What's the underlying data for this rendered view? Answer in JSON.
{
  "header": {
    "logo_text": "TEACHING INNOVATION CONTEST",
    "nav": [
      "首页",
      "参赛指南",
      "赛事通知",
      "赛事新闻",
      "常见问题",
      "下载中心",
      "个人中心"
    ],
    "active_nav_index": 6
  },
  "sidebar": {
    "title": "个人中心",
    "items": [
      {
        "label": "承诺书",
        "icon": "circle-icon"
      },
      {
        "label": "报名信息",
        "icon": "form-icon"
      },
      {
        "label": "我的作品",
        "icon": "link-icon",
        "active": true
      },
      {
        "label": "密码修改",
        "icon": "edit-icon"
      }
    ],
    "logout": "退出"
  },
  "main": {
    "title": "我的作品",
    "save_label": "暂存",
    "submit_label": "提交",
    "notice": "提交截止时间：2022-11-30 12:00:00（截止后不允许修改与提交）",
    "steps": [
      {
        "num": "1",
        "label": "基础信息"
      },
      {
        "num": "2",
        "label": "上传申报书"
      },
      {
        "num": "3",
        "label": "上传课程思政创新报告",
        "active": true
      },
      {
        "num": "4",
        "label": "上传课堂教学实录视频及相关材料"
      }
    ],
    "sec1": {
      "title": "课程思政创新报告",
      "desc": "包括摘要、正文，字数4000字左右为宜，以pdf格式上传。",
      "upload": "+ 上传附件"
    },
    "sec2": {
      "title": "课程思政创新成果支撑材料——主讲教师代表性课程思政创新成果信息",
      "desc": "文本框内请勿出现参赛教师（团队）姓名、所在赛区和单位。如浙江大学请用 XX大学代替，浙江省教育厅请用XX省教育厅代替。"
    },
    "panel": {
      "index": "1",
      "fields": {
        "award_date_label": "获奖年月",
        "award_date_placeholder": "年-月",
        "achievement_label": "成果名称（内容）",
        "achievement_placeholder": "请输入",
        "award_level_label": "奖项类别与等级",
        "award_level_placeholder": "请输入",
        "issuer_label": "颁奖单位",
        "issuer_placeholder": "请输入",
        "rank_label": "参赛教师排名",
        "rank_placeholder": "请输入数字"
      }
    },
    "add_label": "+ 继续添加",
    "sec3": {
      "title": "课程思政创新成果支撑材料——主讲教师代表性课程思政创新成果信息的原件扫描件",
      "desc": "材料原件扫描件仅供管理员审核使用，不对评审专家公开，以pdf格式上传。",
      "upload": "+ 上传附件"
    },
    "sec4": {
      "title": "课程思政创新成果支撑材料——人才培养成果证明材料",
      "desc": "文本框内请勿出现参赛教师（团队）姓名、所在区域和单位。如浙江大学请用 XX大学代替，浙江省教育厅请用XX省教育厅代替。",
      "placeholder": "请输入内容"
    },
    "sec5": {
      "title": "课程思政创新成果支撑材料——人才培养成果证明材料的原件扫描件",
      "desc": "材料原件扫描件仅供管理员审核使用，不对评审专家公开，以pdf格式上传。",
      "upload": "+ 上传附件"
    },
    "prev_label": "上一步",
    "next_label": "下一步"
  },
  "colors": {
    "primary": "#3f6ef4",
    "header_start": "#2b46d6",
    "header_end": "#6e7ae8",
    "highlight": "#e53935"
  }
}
—————
▶ **Short problem**:
Every line above needs to be retyped exactly.

▶ **Written answer**:
What's the underlying data for this rendered view? Answer in JSON.
{
  "header": {
    "logo_text": "TEACHING INNOVATION CONTEST",
    "nav": [
      "首页",
      "参赛指南",
      "赛事通知",
      "赛事新闻",
      "常见问题",
      "下载中心",
      "个人中心"
    ],
    "active_nav_index": 6
  },
  "sidebar": {
    "title": "个人中心",
    "items": [
      {
        "label": "承诺书",
        "icon": "circle-icon"
      },
      {
        "label": "报名信息",
        "icon": "form-icon"
      },
      {
        "label": "我的作品",
        "icon": "link-icon",
        "active": true
      },
      {
        "label": "密码修改",
        "icon": "edit-icon"
      }
    ],
    "logout": "退出"
  },
  "main": {
    "title": "我的作品",
    "save_label": "暂存",
    "submit_label": "提交",
    "notice": "提交截止时间：2022-11-30 12:00:00（截止后不允许修改与提交）",
    "steps": [
      {
        "num": "1",
        "label": "基础信息"
      },
      {
        "num": "2",
        "label": "上传申报书"
      },
      {
        "num": "3",
        "label": "上传课程思政创新报告",
        "active": true
      },
      {
        "num": "4",
        "label": "上传课堂教学实录视频及相关材料"
      }
    ],
    "sec1": {
      "title": "课程思政创新报告",
      "desc": "包括摘要、正文，字数4000字左右为宜，以pdf格式上传。",
      "upload": "+ 上传附件"
    },
    "sec2": {
      "title": "课程思政创新成果支撑材料——主讲教师代表性课程思政创新成果信息",
      "desc": "文本框内请勿出现参赛教师（团队）姓名、所在赛区和单位。如浙江大学请用 XX大学代替，浙江省教育厅请用XX省教育厅代替。"
    },
    "panel": {
      "index": "1",
      "fields": {
        "award_date_label": "获奖年月",
        "award_date_placeholder": "年-月",
        "achievement_label": "成果名称（内容）",
        "achievement_placeholder": "请输入",
        "award_level_label": "奖项类别与等级",
        "award_level_placeholder": "请输入",
        "issuer_label": "颁奖单位",
        "issuer_placeholder": "请输入",
        "rank_label": "参赛教师排名",
        "rank_placeholder": "请输入数字"
      }
    },
    "add_label": "+ 继续添加",
    "sec3": {
      "title": "课程思政创新成果支撑材料——主讲教师代表性课程思政创新成果信息的原件扫描件",
      "desc": "材料原件扫描件仅供管理员审核使用，不对评审专家公开，以pdf格式上传。",
      "upload": "+ 上传附件"
    },
    "sec4": {
      "title": "课程思政创新成果支撑材料——人才培养成果证明材料",
      "desc": "文本框内请勿出现参赛教师（团队）姓名、所在区域和单位。如浙江大学请用 XX大学代替，浙江省教育厅请用XX省教育厅代替。",
      "placeholder": "请输入内容"
    },
    "sec5": {
      "title": "课程思政创新成果支撑材料——人才培养成果证明材料的原件扫描件",
      "desc": "材料原件扫描件仅供管理员审核使用，不对评审专家公开，以pdf格式上传。",
      "upload": "+ 上传附件"
    },
    "prev_label": "上一步",
    "next_label": "下一步"
  },
  "colors": {
    "primary": "#3f6ef4",
    "header_start": "#2b46d6",
    "header_end": "#6e7ae8",
    "highlight": "#e53935"
  }
}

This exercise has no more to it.